Although the conceptual interpretation of the Food–Energy–Water Nexus has yet to mature in recent years, its interpretation and application have long been widely accepted. Given that the term “Nexus” being used in general to denote the interactions and linkages between two or more things or systems, the Food–Energy–Water Nexus is primarily connected to research on the linkages, synergies and potential conflicts that arise from the way in which the three resources are managed [74,75]. The framework centres on the idea that conclusions drawn from ignoring the impacts of the other two resource systems will have wider consequences and that it is impossible to effectively address food, energy and water security issues in isolation [74,76]. A focus on comprehensively thinking about the trade-offs, interactions and mutual influences among the systems provides a concise expression of the “policy development with clear trade-offs between advantages and disadvantages” idea [77].

5.2. Interaction between the Food–Energy–Water Nexus and Land Space

(1)
Food security and agricultural space protection
Song and Pijanowski emphasised that the quantity and quality of agricultural land are inextricably linked to food security [78]. China’s cultivated land protection has gone through the development process of quantity protection, quantity and quality protection and the trinity protection of quantity, quality and ecology, reflecting changes in the perception of the relationship between cultivated land protection and food security. First, the Land Administration Law of the People’s Republic of China, which went into effect in 1987, explicitly stipulated the relevant provisions on the protection of cultivated land quantity, strictly controlling the occupation of cultivated land. In the 1990s, a dynamic balance system for the total amount of cultivated land was gradually established, and China formally entered the period of cultivated land quantity protection. Second, the Basic Farmland Protection Regulation was implemented in 1999 to further protect cultivated land quality and guarantee national food security [79]. With different statistical and space analysis methods, some scholars have evaluated the effectiveness of cultivated land protection policies in China. On the one hand, they have affirmed that the performance of cultivated land protection policies has reduced the loss of cultivated land resources and has controlled urban expansion. On the other hand, they have suggested that the current cultivated land protection policies are not the most effective means of achieving the food security guarantee goals [80,81,82,83].

|---|

- TO DO: Write the next part of the passage above on the Food–Energy–Water Nexus and China's cultivated land protection, starting right after its last sentence.

- INFORMATION PROVIDED:
|---|

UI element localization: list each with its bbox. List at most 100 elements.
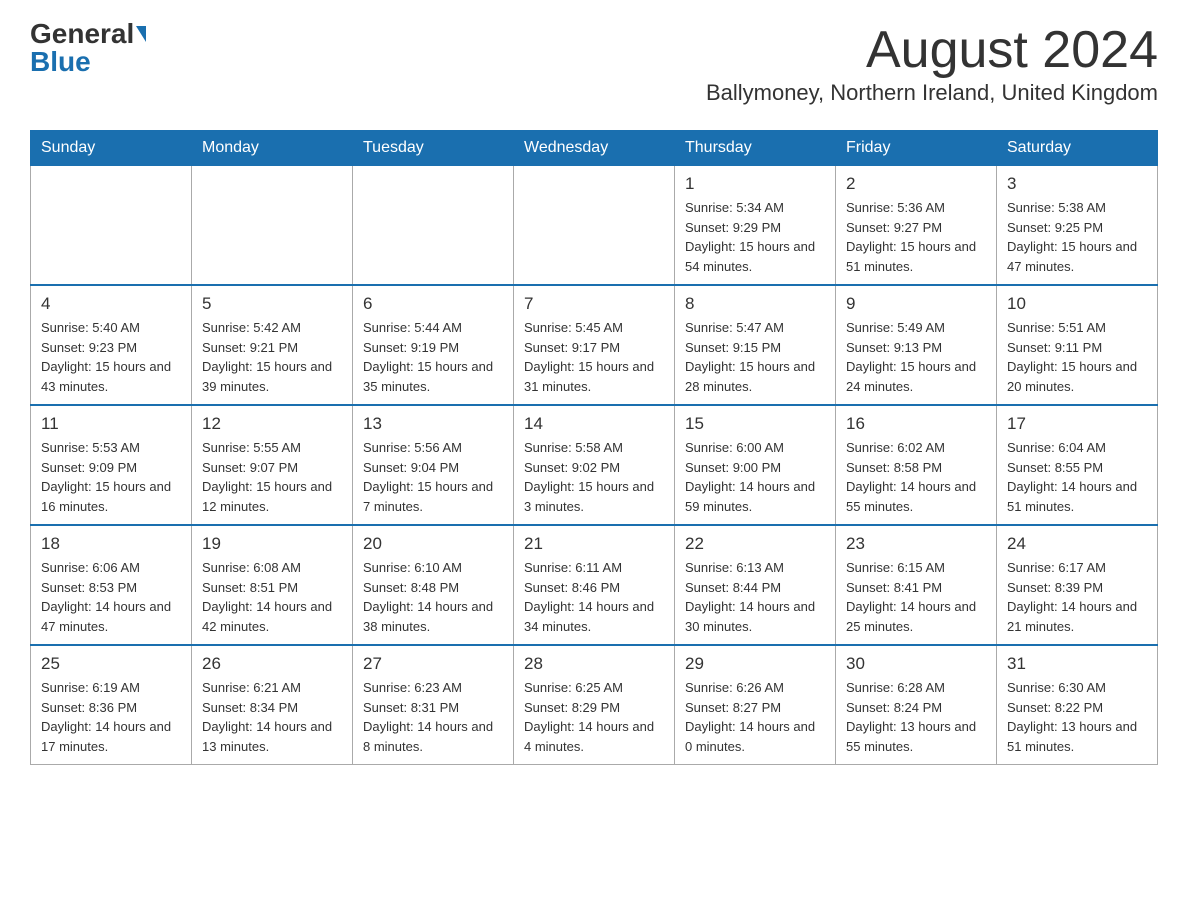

|---|

- EXERCISE ANSWER:
Studies have shown that China’s agroecological efficiency is low and that it is significantly negatively correlated with agricultural inputs and agricultural support policies [84]. Issues that pose a great threat to food security include decreasing soil thickness, the organic matter content and nitrogen content of soil, increasing salinisation of cultivated land and the worsening of soil pollution caused by high production intensity and increased use of chemical fertilizers and pesticides. As a result, the central government has further emphasised strategies for protecting cultivated land in terms of quantity, quality and ecology, and it has promoted the construction of a cultivated land rehabilitation system to comprehensively manage food supply security and food safety [85]. The concept of food security has evolved from the original definition of sufficiency, stability and rights, and now involves even greater sustainability [86].
(2)
Energy consumption security and urban spatial expansion control
Some studies have begun to emphasize the correlation between construction land and energy consumption. For example, a logarithmic mean divisia index (LMDI) model was conducted based on construction land, energy consumption, GDP and total population to analyse the contributions of four influencing factors, namely, energy intensity, economic development, population density, and construction land, to the amount of energy consumption growth. The results showed that an increase in construction land drove energy consumption in terms of production and living conditions [87]. Since industrial land has not only a substitution relationship with intellectual capital, but also a complementary relationship with energy physical capital, the rational allocation of land resources will affect the combination of energy, capital, labour and other factor inputs placed on it, as well as the chosen technology [88]. Newman and Kenworthy demonstrated a strong link between population density and energy consumption (gasoline), which implied that low density gives rise to high energy consumption, while high density reduces energy consumption [89]. This trend has led scholars to think about the relationship between “compact” development patterns and sustainable urbanisation. Some scholars have gradually constructed an interactive relationship between urban land use, energy systems and transportation and analysed the impact of urban space morphology on energy demand. Based on the impact of urban space morphology on travel (transportation) distribution patterns, compact cities have an advantage in terms of energy reduction due to the use of public transportation [90].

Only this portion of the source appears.